• TASK REQUIREMENTS: Copy the lines below word for word, from the first one through the line containing "share-icon[interactable] xyxy=(553,272,583,302)", including both ends.

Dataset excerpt
— begin —

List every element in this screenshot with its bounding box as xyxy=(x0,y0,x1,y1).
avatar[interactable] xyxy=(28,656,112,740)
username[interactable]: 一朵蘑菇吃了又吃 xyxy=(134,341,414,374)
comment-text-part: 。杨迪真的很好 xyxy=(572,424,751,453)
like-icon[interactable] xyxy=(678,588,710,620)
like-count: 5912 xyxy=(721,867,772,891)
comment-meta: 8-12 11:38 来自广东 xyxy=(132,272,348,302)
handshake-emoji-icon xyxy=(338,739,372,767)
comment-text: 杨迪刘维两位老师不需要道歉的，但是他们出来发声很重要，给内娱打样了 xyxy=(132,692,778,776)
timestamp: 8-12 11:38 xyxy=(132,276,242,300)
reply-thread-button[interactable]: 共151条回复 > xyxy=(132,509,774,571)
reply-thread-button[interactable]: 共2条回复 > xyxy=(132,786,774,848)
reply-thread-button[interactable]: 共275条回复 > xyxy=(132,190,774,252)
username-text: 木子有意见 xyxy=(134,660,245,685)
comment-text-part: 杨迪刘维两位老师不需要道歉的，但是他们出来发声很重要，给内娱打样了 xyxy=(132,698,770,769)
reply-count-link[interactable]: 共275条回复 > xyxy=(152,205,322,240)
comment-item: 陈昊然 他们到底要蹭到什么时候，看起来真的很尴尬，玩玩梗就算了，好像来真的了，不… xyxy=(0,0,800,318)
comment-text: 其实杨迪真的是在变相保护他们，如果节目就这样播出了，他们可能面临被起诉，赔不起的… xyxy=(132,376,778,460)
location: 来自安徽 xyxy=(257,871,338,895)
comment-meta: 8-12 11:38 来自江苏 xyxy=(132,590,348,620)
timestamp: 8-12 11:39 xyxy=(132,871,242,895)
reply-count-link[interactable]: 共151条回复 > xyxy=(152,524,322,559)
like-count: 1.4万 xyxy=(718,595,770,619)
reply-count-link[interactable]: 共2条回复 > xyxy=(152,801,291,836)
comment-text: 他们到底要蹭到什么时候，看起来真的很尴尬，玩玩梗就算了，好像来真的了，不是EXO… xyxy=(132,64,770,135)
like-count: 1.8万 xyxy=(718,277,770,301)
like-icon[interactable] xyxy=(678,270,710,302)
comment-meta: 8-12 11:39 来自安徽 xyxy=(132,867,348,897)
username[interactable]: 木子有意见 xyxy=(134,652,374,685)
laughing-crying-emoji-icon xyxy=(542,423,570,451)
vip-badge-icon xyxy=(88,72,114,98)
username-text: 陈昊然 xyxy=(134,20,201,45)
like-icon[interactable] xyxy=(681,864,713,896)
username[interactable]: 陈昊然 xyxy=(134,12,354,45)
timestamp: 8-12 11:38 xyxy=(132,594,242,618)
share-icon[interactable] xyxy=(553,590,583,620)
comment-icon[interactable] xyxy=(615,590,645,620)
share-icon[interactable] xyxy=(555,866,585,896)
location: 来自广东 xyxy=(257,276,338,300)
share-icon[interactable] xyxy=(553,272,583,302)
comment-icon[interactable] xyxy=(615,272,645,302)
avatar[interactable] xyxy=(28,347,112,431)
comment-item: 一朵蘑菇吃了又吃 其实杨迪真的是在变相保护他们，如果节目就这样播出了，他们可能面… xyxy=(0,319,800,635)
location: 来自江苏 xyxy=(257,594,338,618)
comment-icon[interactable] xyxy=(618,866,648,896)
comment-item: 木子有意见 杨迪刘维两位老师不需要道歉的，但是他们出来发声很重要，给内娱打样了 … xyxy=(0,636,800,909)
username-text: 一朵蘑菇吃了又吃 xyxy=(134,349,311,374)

— end —

• EXERCISE ANSWER:
List every element in this screenshot with its bounding box as xyxy=(x0,y0,x1,y1).
avatar[interactable] xyxy=(28,656,112,740)
username[interactable]: 一朵蘑菇吃了又吃 xyxy=(134,341,414,374)
comment-text-part: 。杨迪真的很好 xyxy=(572,424,751,453)
like-icon[interactable] xyxy=(678,588,710,620)
like-count: 5912 xyxy=(721,867,772,891)
comment-meta: 8-12 11:38 来自广东 xyxy=(132,272,348,302)
handshake-emoji-icon xyxy=(338,739,372,767)
comment-text: 杨迪刘维两位老师不需要道歉的，但是他们出来发声很重要，给内娱打样了 xyxy=(132,692,778,776)
timestamp: 8-12 11:38 xyxy=(132,276,242,300)
reply-thread-button[interactable]: 共151条回复 > xyxy=(132,509,774,571)
reply-thread-button[interactable]: 共2条回复 > xyxy=(132,786,774,848)
reply-thread-button[interactable]: 共275条回复 > xyxy=(132,190,774,252)
username-text: 木子有意见 xyxy=(134,660,245,685)
comment-text-part: 杨迪刘维两位老师不需要道歉的，但是他们出来发声很重要，给内娱打样了 xyxy=(132,698,770,769)
reply-count-link[interactable]: 共275条回复 > xyxy=(152,205,322,240)
comment-item: 陈昊然 他们到底要蹭到什么时候，看起来真的很尴尬，玩玩梗就算了，好像来真的了，不… xyxy=(0,0,800,318)
comment-text: 其实杨迪真的是在变相保护他们，如果节目就这样播出了，他们可能面临被起诉，赔不起的… xyxy=(132,376,778,460)
location: 来自安徽 xyxy=(257,871,338,895)
comment-meta: 8-12 11:38 来自江苏 xyxy=(132,590,348,620)
timestamp: 8-12 11:39 xyxy=(132,871,242,895)
reply-count-link[interactable]: 共151条回复 > xyxy=(152,524,322,559)
like-count: 1.4万 xyxy=(718,595,770,619)
reply-count-link[interactable]: 共2条回复 > xyxy=(152,801,291,836)
comment-text: 他们到底要蹭到什么时候，看起来真的很尴尬，玩玩梗就算了，好像来真的了，不是EXO… xyxy=(132,64,770,135)
like-count: 1.8万 xyxy=(718,277,770,301)
like-icon[interactable] xyxy=(678,270,710,302)
comment-meta: 8-12 11:39 来自安徽 xyxy=(132,867,348,897)
username[interactable]: 木子有意见 xyxy=(134,652,374,685)
laughing-crying-emoji-icon xyxy=(542,423,570,451)
vip-badge-icon xyxy=(88,72,114,98)
username-text: 陈昊然 xyxy=(134,20,201,45)
like-icon[interactable] xyxy=(681,864,713,896)
username[interactable]: 陈昊然 xyxy=(134,12,354,45)
timestamp: 8-12 11:38 xyxy=(132,594,242,618)
share-icon[interactable] xyxy=(553,590,583,620)
comment-icon[interactable] xyxy=(615,590,645,620)
share-icon[interactable] xyxy=(555,866,585,896)
location: 来自广东 xyxy=(257,276,338,300)
share-icon[interactable] xyxy=(553,272,583,302)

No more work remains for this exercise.